- **WORK REQUIRED**
Set out every line bearing the string "swój".

___

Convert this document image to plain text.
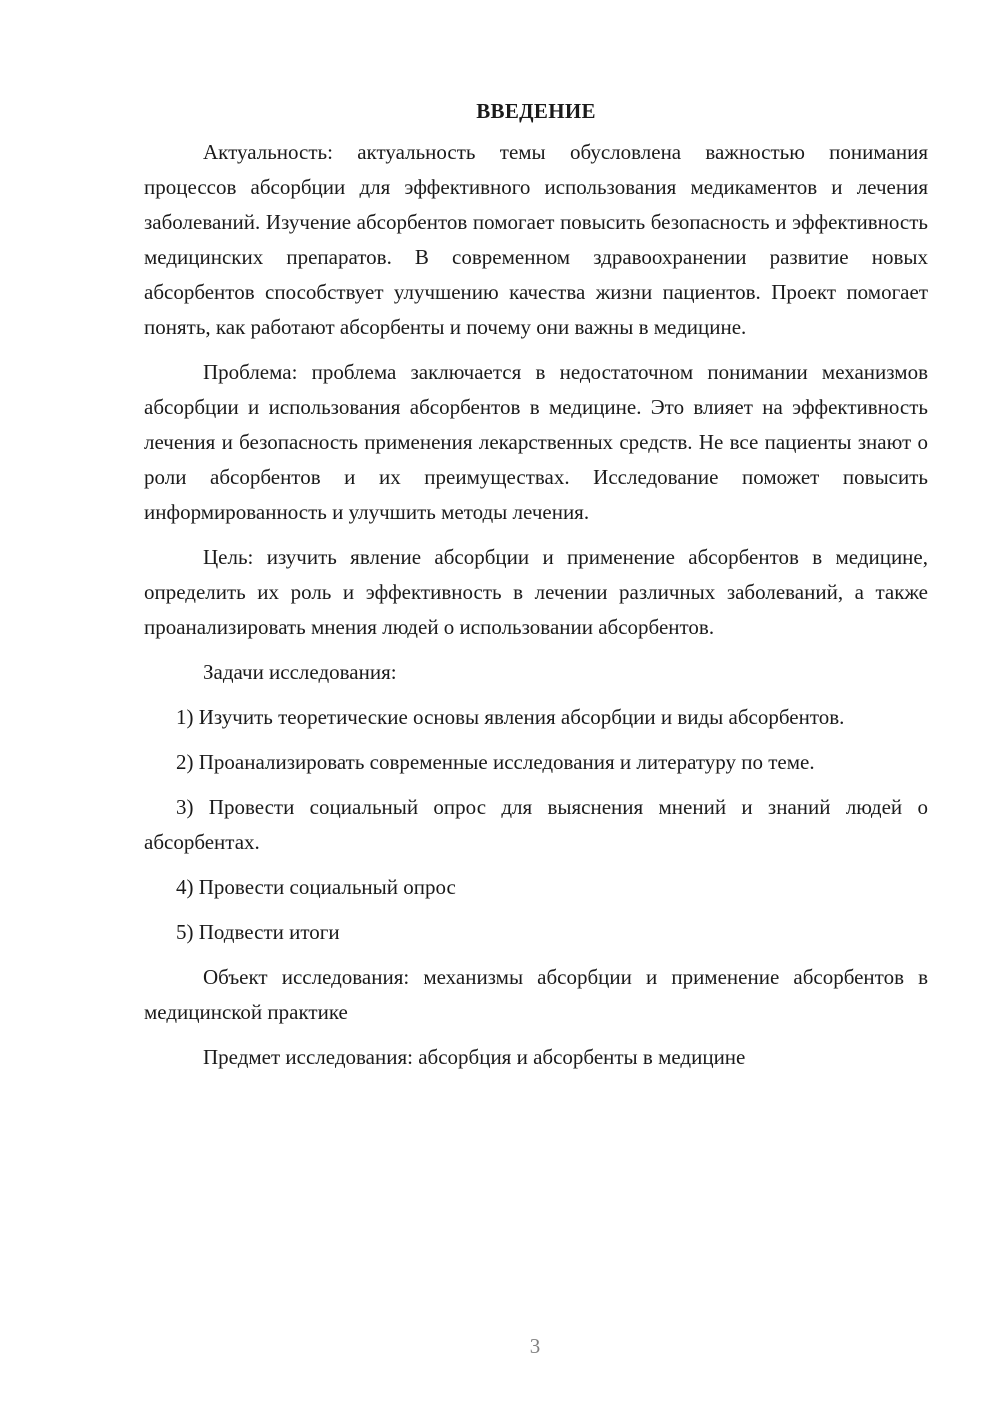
ВВЕДЕНИЕ

Актуальность: актуальность темы обусловлена важностью понимания процессов абсорбции для эффективного использования медикаментов и лечения заболеваний. Изучение абсорбентов помогает повысить безопасность и эффективность медицинских препаратов. В современном здравоохранении развитие новых абсорбентов способствует улучшению качества жизни пациентов. Проект помогает понять, как работают абсорбенты и почему они важны в медицине.

Проблема: проблема заключается в недостаточном понимании механизмов абсорбции и использования абсорбентов в медицине. Это влияет на эффективность лечения и безопасность применения лекарственных средств. Не все пациенты знают о роли абсорбентов и их преимуществах. Исследование поможет повысить информированность и улучшить методы лечения.

Цель: изучить явление абсорбции и применение абсорбентов в медицине, определить их роль и эффективность в лечении различных заболеваний, а также проанализировать мнения людей о использовании абсорбентов.

Задачи исследования:

1) Изучить теоретические основы явления абсорбции и виды абсорбентов.

2) Проанализировать современные исследования и литературу по теме.

3) Провести социальный опрос для выяснения мнений и знаний людей о абсорбентах.

4) Провести социальный опрос

5) Подвести итоги

Объект исследования: механизмы абсорбции и применение абсорбентов в медицинской практике

Предмет исследования: абсорбция и абсорбенты в медицине

3
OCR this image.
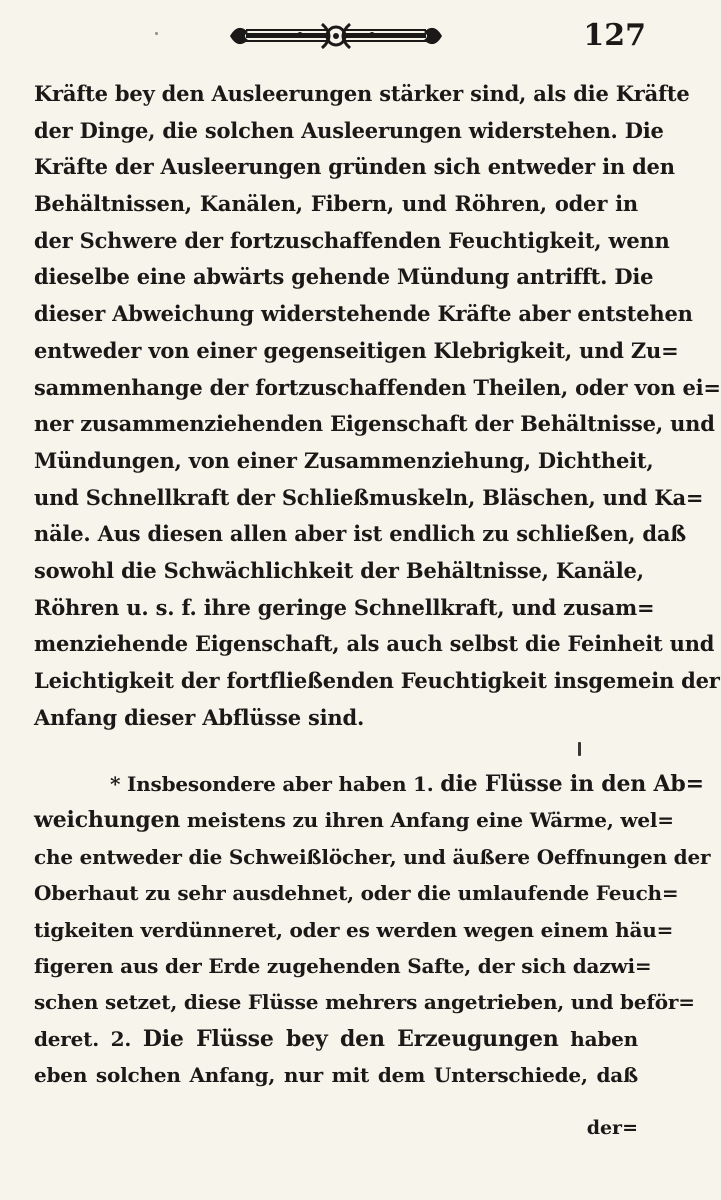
127
Kräfte bey den Ausleerungen stärker sind, als die Kräfte
der Dinge, die solchen Ausleerungen widerstehen. Die
Kräfte der Ausleerungen gründen sich entweder in den
Behältnissen, Kanälen, Fibern, und Röhren, oder in
der Schwere der fortzuschaffenden Feuchtigkeit, wenn
dieselbe eine abwärts gehende Mündung antrifft. Die
dieser Abweichung widerstehende Kräfte aber entstehen
entweder von einer gegenseitigen Klebrigkeit, und Zu=
sammenhange der fortzuschaffenden Theilen, oder von ei=
ner zusammenziehenden Eigenschaft der Behältnisse, und
Mündungen, von einer Zusammenziehung, Dichtheit,
und Schnellkraft der Schließmuskeln, Bläschen, und Ka=
näle. Aus diesen allen aber ist endlich zu schließen, daß
sowohl die Schwächlichkeit der Behältnisse, Kanäle,
Röhren u. s. f. ihre geringe Schnellkraft, und zusam=
menziehende Eigenschaft, als auch selbst die Feinheit und
Leichtigkeit der fortfließenden Feuchtigkeit insgemein der
Anfang dieser Abflüsse sind.
* Insbesondere aber haben 1. die Flüsse in den Ab=
weichungen meistens zu ihren Anfang eine Wärme, wel=
che entweder die Schweißlöcher, und äußere Oeffnungen der
Oberhaut zu sehr ausdehnet, oder die umlaufende Feuch=
tigkeiten verdünneret, oder es werden wegen einem häu=
figeren aus der Erde zugehenden Safte, der sich dazwi=
schen setzet, diese Flüsse mehrers angetrieben, und beför=
deret. 2. Die Flüsse bey den Erzeugungen haben
eben solchen Anfang, nur mit dem Unterschiede, daß
der=
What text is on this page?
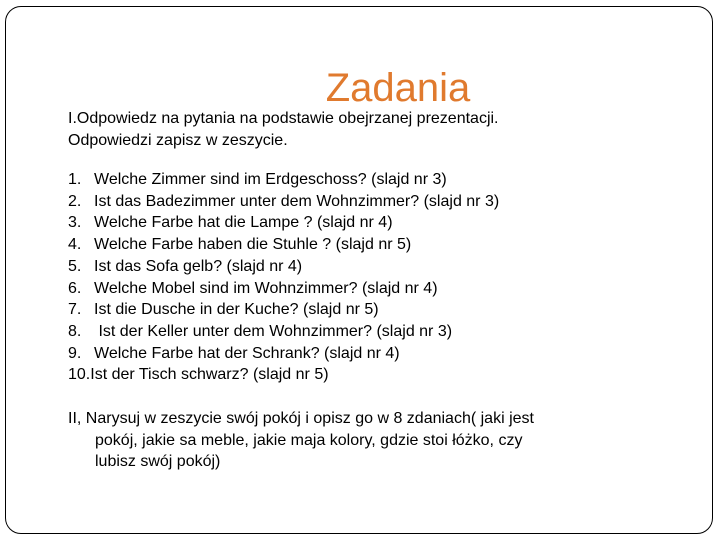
Zadania
I.Odpowiedz na pytania na podstawie obejrzanej prezentacji.
Odpowiedzi zapisz w zeszycie.
1. Welche Zimmer sind im Erdgeschoss? (slajd nr 3)
2. Ist das Badezimmer unter dem Wohnzimmer? (slajd nr 3)
3. Welche Farbe hat die Lampe ? (slajd nr 4)
4. Welche Farbe haben die Stuhle ? (slajd nr 5)
5. Ist das Sofa gelb? (slajd nr 4)
6. Welche Mobel sind im Wohnzimmer? (slajd nr 4)
7. Ist die Dusche in der Kuche? (slajd nr 5)
8. Ist der Keller unter dem Wohnzimmer? (slajd nr 3)
9. Welche Farbe hat der Schrank? (slajd nr 4)
10.Ist der Tisch schwarz? (slajd nr 5)
II, Narysuj w zeszycie swój pokój i opisz go w 8 zdaniach( jaki jest
pokój, jakie sa meble, jakie maja kolory, gdzie stoi łóżko, czy
lubisz swój pokój)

___

- **COMPLETE RESPONSE**
II, Narysuj w zeszycie swój pokój i opisz go w 8 zdaniach( jaki jest
lubisz swój pokój)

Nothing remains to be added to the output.